Exercise task: Look through the lines below and extract each one that contains "Российской".

--- Start The records ---

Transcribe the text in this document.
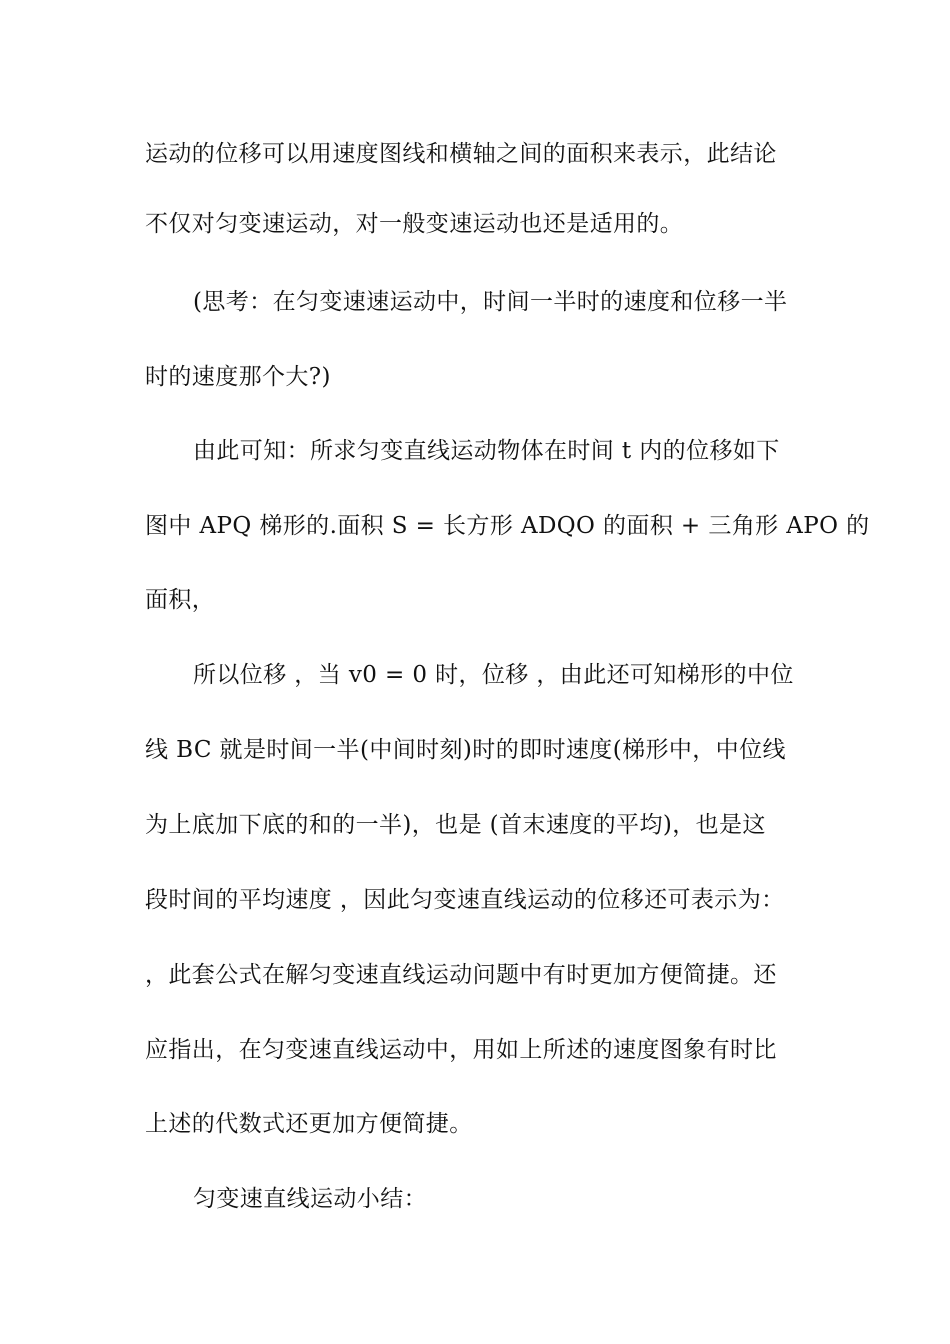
运动的位移可以用速度图线和横轴之间的面积来表示，此结论
不仅对匀变速运动，对一般变速运动也还是适用的。
(思考：在匀变速速运动中，时间一半时的速度和位移一半
时的速度那个大?)
由此可知：所求匀变直线运动物体在时间 t 内的位移如下
图中 APQ 梯形的.面积 S = 长方形 ADQO 的面积 + 三角形 APO 的
面积，
所以位移 ，当 v0 = 0 时，位移 ，由此还可知梯形的中位
线 BC 就是时间一半(中间时刻)时的即时速度(梯形中，中位线
为上底加下底的和的一半)，也是 (首末速度的平均)，也是这
段时间的平均速度 ，因此匀变速直线运动的位移还可表示为：
，此套公式在解匀变速直线运动问题中有时更加方便简捷。还
应指出，在匀变速直线运动中，用如上所述的速度图象有时比
上述的代数式还更加方便简捷。
匀变速直线运动小结：
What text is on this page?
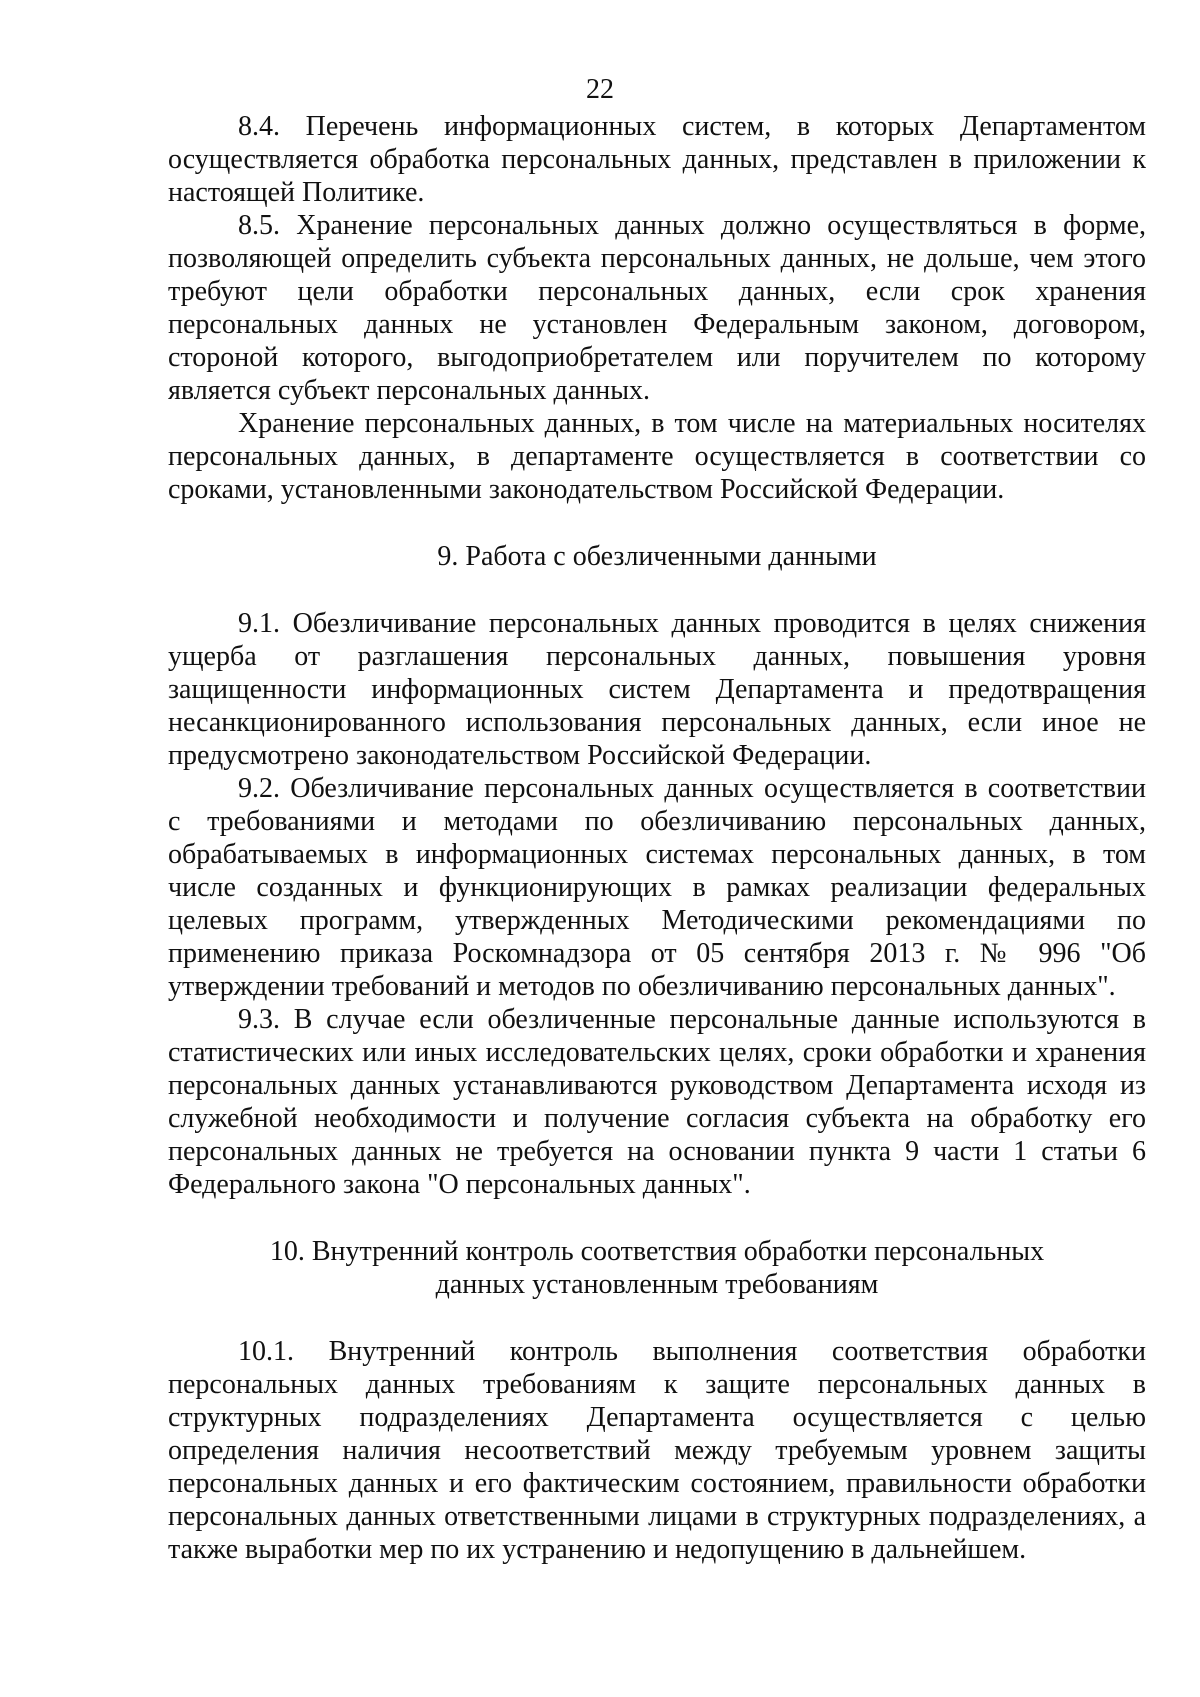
22

8.4. Перечень информационных систем, в которых Департаментом осуществляется обработка персональных данных, представлен в приложении к настоящей Политике.

8.5. Хранение персональных данных должно осуществляться в форме, позволяющей определить субъекта персональных данных, не дольше, чем этого требуют цели обработки персональных данных, если срок хранения персональных данных не установлен Федеральным законом, договором, стороной которого, выгодоприобретателем или поручителем по которому является субъект персональных данных.

Хранение персональных данных, в том числе на материальных носителях персональных данных, в департаменте осуществляется в соответствии со сроками, установленными законодательством Российской Федерации.

9. Работа с обезличенными данными

9.1. Обезличивание персональных данных проводится в целях снижения ущерба от разглашения персональных данных, повышения уровня защищенности информационных систем Департамента и предотвращения несанкционированного использования персональных данных, если иное не предусмотрено законодательством Российской Федерации.

9.2. Обезличивание персональных данных осуществляется в соответствии с требованиями и методами по обезличиванию персональных данных, обрабатываемых в информационных системах персональных данных, в том числе созданных и функционирующих в рамках реализации федеральных целевых программ, утвержденных Методическими рекомендациями по применению приказа Роскомнадзора от 05 сентября 2013 г. № 996 "Об утверждении требований и методов по обезличиванию персональных данных".

9.3. В случае если обезличенные персональные данные используются в статистических или иных исследовательских целях, сроки обработки и хранения персональных данных устанавливаются руководством Департамента исходя из служебной необходимости и получение согласия субъекта на обработку его персональных данных не требуется на основании пункта 9 части 1 статьи 6 Федерального закона "О персональных данных".

10. Внутренний контроль соответствия обработки персональных
данных установленным требованиям

10.1. Внутренний контроль выполнения соответствия обработки персональных данных требованиям к защите персональных данных в структурных подразделениях Департамента осуществляется с целью определения наличия несоответствий между требуемым уровнем защиты персональных данных и его фактическим состоянием, правильности обработки персональных данных ответственными лицами в структурных подразделениях, а также выработки мер по их устранению и недопущению в дальнейшем.
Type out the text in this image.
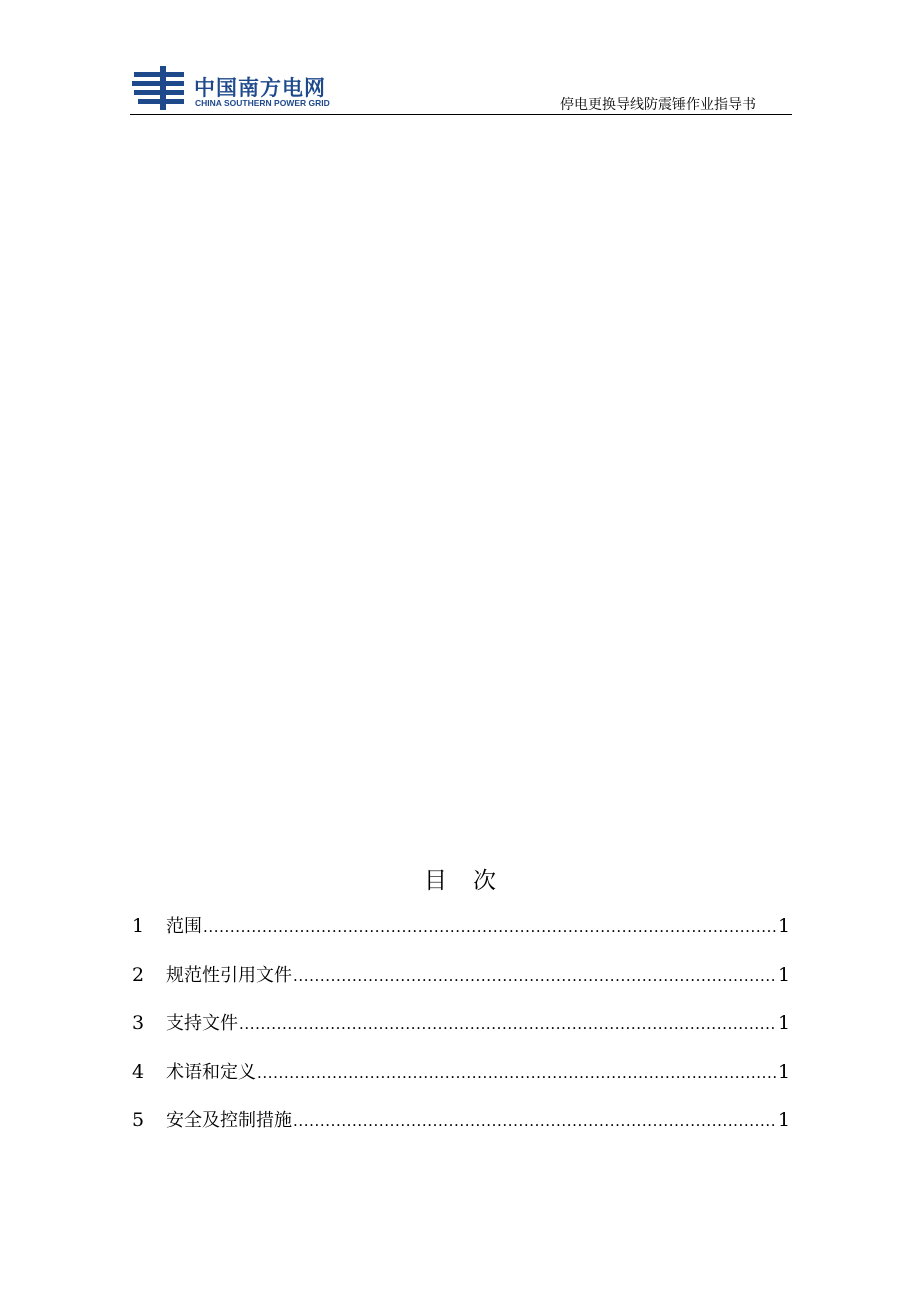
中国南方电网
CHINA SOUTHERN POWER GRID	停电更换导线防震锤作业指导书
目 次
1	范围 .....	1
2	规范性引用文件 .....	1
3	支持文件 .....	1
4	术语和定义 .....	1
5	安全及控制措施 .....	1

--- End The records ---

Task answer:
Хранение персональных данных, в том числе на материальных носителях персональных данных, в департаменте осуществляется в соответствии со сроками, установленными законодательством Российской Федерации.
9.1. Обезличивание персональных данных проводится в целях снижения ущерба от разглашения персональных данных, повышения уровня защищенности информационных систем Департамента и предотвращения несанкционированного использования персональных данных, если иное не предусмотрено законодательством Российской Федерации.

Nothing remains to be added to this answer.